** START Data **

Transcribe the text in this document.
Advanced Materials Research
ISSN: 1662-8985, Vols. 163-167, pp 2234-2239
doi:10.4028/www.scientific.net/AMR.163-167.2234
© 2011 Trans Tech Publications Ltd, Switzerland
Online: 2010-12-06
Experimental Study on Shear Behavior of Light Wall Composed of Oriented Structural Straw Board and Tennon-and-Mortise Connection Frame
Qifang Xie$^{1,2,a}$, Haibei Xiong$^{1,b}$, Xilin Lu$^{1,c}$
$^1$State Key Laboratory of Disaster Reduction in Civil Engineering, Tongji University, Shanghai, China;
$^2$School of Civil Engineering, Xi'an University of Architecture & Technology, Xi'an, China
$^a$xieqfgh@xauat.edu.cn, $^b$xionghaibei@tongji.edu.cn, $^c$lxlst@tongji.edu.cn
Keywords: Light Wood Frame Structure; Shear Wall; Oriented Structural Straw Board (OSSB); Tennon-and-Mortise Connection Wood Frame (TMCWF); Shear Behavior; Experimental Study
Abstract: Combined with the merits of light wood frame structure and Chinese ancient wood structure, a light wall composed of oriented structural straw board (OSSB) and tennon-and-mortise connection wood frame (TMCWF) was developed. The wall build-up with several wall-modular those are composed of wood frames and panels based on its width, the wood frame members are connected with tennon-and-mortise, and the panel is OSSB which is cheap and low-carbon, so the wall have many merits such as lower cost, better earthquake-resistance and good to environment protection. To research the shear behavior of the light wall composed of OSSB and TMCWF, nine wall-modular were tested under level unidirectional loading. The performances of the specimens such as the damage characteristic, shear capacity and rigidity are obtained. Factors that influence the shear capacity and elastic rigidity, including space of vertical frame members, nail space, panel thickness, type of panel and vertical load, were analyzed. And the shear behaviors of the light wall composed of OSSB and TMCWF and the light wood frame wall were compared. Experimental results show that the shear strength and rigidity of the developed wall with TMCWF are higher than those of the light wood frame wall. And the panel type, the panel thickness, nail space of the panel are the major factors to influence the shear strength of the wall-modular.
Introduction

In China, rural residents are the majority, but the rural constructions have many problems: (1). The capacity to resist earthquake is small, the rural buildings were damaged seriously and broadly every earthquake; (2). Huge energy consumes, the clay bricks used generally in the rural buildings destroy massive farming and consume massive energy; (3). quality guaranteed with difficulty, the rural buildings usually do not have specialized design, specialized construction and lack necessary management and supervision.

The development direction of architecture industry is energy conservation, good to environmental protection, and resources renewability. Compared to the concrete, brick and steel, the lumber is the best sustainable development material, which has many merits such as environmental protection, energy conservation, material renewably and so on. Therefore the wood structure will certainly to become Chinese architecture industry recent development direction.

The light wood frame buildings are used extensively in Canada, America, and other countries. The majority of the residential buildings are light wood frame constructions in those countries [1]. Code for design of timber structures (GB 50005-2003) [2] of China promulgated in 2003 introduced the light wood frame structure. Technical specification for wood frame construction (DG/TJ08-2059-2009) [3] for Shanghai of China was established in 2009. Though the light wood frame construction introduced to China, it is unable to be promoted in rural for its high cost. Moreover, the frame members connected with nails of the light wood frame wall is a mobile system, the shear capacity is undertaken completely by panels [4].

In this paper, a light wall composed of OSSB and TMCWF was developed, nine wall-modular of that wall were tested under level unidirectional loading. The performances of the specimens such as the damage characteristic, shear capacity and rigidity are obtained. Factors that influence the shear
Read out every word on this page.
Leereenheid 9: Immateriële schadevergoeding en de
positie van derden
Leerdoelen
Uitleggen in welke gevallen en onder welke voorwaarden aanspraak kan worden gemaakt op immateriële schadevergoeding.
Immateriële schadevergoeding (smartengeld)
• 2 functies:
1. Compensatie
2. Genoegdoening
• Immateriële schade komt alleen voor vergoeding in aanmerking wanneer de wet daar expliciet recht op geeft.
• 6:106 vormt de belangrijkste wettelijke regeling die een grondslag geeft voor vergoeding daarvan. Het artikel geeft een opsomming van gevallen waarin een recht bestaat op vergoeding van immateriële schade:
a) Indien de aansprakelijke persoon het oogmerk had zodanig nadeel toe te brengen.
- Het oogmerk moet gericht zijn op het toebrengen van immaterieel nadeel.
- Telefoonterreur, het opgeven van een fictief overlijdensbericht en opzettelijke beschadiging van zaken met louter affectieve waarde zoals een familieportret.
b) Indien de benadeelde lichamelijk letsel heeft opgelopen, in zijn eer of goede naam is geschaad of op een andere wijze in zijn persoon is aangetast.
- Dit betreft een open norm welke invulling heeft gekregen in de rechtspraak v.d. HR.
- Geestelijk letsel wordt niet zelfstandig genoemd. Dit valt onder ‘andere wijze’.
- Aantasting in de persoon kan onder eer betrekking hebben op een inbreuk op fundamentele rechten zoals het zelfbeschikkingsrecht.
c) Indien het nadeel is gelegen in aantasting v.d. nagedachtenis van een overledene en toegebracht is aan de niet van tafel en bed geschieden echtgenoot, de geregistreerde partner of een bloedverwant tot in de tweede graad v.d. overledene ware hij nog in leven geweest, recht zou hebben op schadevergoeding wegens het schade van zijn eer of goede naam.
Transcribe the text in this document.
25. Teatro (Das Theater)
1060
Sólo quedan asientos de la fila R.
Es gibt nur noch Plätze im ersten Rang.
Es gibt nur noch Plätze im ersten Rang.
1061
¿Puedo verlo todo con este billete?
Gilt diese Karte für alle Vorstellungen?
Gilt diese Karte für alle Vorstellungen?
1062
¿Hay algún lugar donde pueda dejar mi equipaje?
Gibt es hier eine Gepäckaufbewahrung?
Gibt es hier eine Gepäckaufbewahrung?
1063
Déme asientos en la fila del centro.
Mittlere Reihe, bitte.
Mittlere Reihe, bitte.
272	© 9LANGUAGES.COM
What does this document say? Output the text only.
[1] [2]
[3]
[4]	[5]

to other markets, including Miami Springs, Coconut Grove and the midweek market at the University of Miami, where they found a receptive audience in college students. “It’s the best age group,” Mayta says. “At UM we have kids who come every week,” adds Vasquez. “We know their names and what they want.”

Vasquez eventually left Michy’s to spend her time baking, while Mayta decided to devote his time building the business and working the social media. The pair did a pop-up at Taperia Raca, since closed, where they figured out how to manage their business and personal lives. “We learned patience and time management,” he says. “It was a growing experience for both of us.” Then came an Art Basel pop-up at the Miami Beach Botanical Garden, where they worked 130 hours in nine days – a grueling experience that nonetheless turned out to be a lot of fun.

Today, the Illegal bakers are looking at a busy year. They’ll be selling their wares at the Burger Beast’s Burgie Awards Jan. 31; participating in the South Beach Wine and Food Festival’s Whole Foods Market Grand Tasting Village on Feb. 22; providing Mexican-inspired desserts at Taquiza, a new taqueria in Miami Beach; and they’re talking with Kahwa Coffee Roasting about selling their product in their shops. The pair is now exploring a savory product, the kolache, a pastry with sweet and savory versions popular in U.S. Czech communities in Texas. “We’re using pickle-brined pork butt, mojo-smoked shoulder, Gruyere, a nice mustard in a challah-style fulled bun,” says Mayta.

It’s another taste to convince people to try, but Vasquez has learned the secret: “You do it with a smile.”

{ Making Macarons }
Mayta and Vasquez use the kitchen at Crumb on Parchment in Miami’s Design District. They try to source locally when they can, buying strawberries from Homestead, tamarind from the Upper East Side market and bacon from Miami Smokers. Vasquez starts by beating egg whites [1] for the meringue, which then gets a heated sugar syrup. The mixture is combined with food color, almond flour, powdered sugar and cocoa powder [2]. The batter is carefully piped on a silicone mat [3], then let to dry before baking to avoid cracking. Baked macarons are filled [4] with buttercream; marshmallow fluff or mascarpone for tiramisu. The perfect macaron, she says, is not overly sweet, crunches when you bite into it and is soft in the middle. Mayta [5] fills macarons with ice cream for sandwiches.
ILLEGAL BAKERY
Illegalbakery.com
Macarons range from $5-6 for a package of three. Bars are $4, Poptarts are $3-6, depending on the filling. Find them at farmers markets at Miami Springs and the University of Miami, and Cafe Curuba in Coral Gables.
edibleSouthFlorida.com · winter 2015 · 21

** END Data **

In the data above, how many lines contain the string "Engineering"? Answer with the number only.

▶ **Output of the task**: 2